#### [Data]
-=-=-

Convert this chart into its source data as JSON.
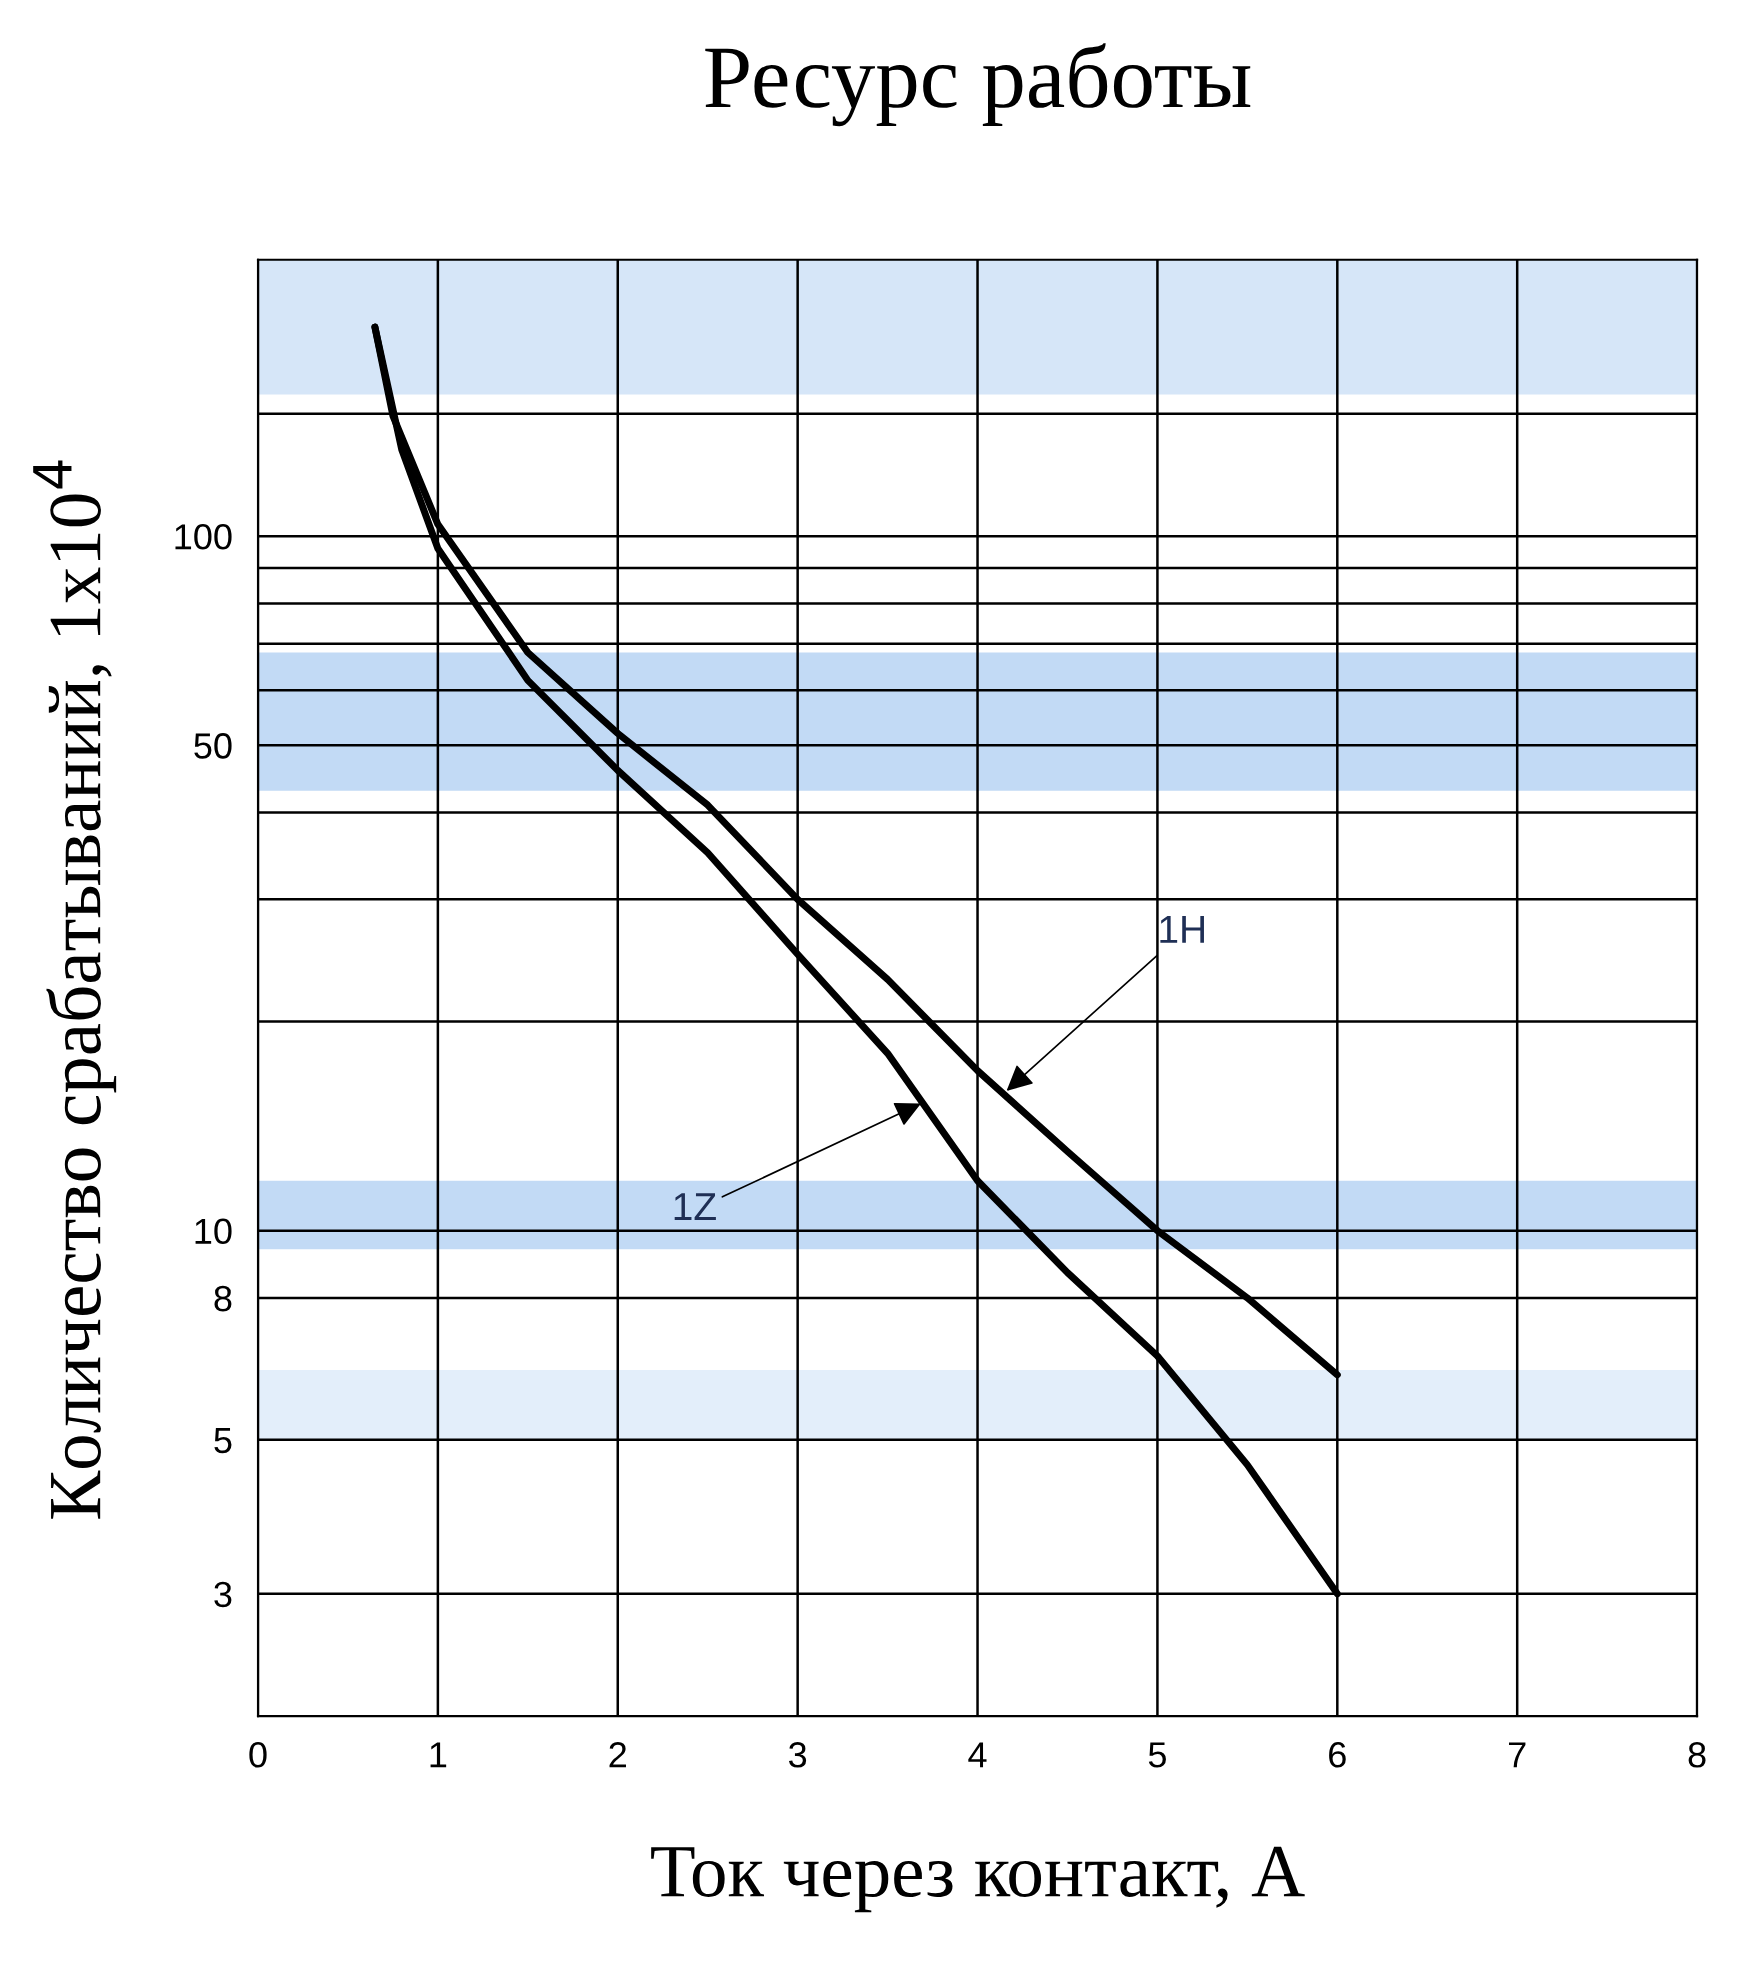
{
  "chart_data": {
    "type": "line",
    "title": "Ресурс работы",
    "xlabel": "Ток через контакт, А",
    "ylabel": "Количество срабатываний, 1x10$^{4}$",
    "log": "y",
    "grid": true,
    "line_style": "solid",
    "marker": "none",
    "xlim": [
      0,
      8
    ],
    "xticks": [
      0,
      1,
      2,
      3,
      4,
      5,
      6,
      7,
      8
    ],
    "ylim": [
      2,
      250
    ],
    "yticks": [
      3,
      5,
      8,
      10,
      {
        "value": 20,
        "label": null
      },
      {
        "value": 30,
        "label": null
      },
      {
        "value": 40,
        "label": null
      },
      50,
      {
        "value": 60,
        "label": null
      },
      {
        "value": 70,
        "label": null
      },
      {
        "value": 80,
        "label": null
      },
      {
        "value": 90,
        "label": null
      },
      100,
      {
        "value": 150,
        "label": null
      }
    ],
    "series": [
      {
        "color": "#000000",
        "x": [
          0.65,
          0.75,
          1.0,
          1.5,
          2,
          2.5,
          3,
          3.5,
          4,
          4.5,
          5,
          5.5,
          6
        ],
        "values": [
          200,
          149,
          104,
          68,
          52,
          41,
          30,
          23,
          17,
          13,
          10,
          8,
          6.2
        ]
      },
      {
        "color": "#000000",
        "x": [
          0.65,
          0.8,
          1.0,
          1.5,
          2,
          2.5,
          3,
          3.5,
          4,
          4.5,
          5,
          5.5,
          6
        ],
        "values": [
          200,
          133,
          96,
          62,
          46,
          35,
          25,
          18,
          11.8,
          8.7,
          6.6,
          4.6,
          3
        ]
      }
    ],
    "bands": [
      {
        "axis": "y",
        "from": 43,
        "to": 68,
        "color": "#c2daf5"
      },
      {
        "axis": "y",
        "from": 9.4,
        "to": 11.8,
        "color": "#c2daf5"
      },
      {
        "axis": "y",
        "from": 160,
        "to": 250,
        "color": "#d6e6f8"
      },
      {
        "axis": "y",
        "from": 5,
        "to": 6.3,
        "color": "#e3eefa"
      }
    ],
    "annotations": [
      {
        "text": "1H",
        "x": 4.15,
        "y": 15.8
      },
      {
        "text": "1Z",
        "x": 3.7,
        "y": 15.3
      }
    ]
  }
}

-=-=-

#### [Written instruction]
Output all of the records exactly as they appear above, but not the pictures.

#### [Exercise answer]
Convert this chart into its source data as JSON.
{
  "chart_data": {
    "type": "line",
    "title": "Ресурс работы",
    "xlabel": "Ток через контакт, А",
    "ylabel": "Количество срабатываний, 1x10$^{4}$",
    "log": "y",
    "grid": true,
    "line_style": "solid",
    "marker": "none",
    "xlim": [
      0,
      8
    ],
    "xticks": [
      0,
      1,
      2,
      3,
      4,
      5,
      6,
      7,
      8
    ],
    "ylim": [
      2,
      250
    ],
    "yticks": [
      3,
      5,
      8,
      10,
      {
        "value": 20,
        "label": null
      },
      {
        "value": 30,
        "label": null
      },
      {
        "value": 40,
        "label": null
      },
      50,
      {
        "value": 60,
        "label": null
      },
      {
        "value": 70,
        "label": null
      },
      {
        "value": 80,
        "label": null
      },
      {
        "value": 90,
        "label": null
      },
      100,
      {
        "value": 150,
        "label": null
      }
    ],
    "series": [
      {
        "color": "#000000",
        "x": [
          0.65,
          0.75,
          1.0,
          1.5,
          2,
          2.5,
          3,
          3.5,
          4,
          4.5,
          5,
          5.5,
          6
        ],
        "values": [
          200,
          149,
          104,
          68,
          52,
          41,
          30,
          23,
          17,
          13,
          10,
          8,
          6.2
        ]
      },
      {
        "color": "#000000",
        "x": [
          0.65,
          0.8,
          1.0,
          1.5,
          2,
          2.5,
          3,
          3.5,
          4,
          4.5,
          5,
          5.5,
          6
        ],
        "values": [
          200,
          133,
          96,
          62,
          46,
          35,
          25,
          18,
          11.8,
          8.7,
          6.6,
          4.6,
          3
        ]
      }
    ],
    "bands": [
      {
        "axis": "y",
        "from": 43,
        "to": 68,
        "color": "#c2daf5"
      },
      {
        "axis": "y",
        "from": 9.4,
        "to": 11.8,
        "color": "#c2daf5"
      },
      {
        "axis": "y",
        "from": 160,
        "to": 250,
        "color": "#d6e6f8"
      },
      {
        "axis": "y",
        "from": 5,
        "to": 6.3,
        "color": "#e3eefa"
      }
    ],
    "annotations": [
      {
        "text": "1H",
        "x": 4.15,
        "y": 15.8
      },
      {
        "text": "1Z",
        "x": 3.7,
        "y": 15.3
      }
    ]
  }
}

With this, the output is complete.